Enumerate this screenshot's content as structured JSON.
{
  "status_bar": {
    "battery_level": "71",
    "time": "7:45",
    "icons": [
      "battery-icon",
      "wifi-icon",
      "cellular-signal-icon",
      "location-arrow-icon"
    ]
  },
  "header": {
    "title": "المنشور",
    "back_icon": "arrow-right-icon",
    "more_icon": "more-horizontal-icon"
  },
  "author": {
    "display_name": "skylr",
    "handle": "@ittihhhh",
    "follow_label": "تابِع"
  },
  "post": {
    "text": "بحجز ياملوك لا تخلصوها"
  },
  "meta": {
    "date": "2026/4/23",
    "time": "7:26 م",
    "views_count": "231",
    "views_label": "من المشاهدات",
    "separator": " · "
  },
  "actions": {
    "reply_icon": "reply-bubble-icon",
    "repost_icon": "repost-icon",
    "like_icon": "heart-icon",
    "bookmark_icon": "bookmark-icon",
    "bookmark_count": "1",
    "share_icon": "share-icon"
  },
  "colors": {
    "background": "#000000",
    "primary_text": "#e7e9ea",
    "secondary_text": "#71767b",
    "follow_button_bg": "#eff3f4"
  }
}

+ + +

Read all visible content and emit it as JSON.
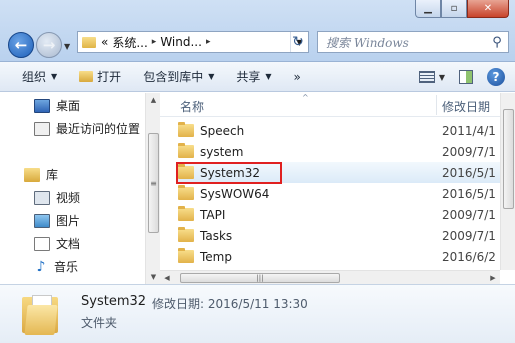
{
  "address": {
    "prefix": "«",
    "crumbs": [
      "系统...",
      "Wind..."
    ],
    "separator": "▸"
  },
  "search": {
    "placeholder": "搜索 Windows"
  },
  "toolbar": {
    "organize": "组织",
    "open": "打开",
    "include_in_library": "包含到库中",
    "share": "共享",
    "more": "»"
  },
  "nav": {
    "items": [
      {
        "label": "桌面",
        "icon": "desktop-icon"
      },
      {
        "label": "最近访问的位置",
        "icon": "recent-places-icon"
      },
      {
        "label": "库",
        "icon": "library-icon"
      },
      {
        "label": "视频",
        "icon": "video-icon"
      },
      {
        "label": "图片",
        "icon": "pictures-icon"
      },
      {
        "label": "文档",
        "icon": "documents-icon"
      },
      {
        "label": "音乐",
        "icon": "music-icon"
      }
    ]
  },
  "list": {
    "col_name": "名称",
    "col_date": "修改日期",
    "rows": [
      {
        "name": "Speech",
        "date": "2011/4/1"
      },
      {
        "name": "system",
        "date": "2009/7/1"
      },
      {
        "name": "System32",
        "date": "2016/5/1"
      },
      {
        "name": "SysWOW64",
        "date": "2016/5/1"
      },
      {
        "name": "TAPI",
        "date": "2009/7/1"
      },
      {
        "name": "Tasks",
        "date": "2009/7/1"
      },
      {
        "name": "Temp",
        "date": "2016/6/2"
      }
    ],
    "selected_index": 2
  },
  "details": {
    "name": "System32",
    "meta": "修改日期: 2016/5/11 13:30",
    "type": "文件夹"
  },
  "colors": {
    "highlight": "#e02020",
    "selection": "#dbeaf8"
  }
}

+ + +

=== WRITTEN EXERCISE ===
Wherever "JSON" shows up in a line, copy that line.

=== TASK RESULT ===
Enumerate this screenshot's content as structured JSON.
Read all visible content and emit it as JSON.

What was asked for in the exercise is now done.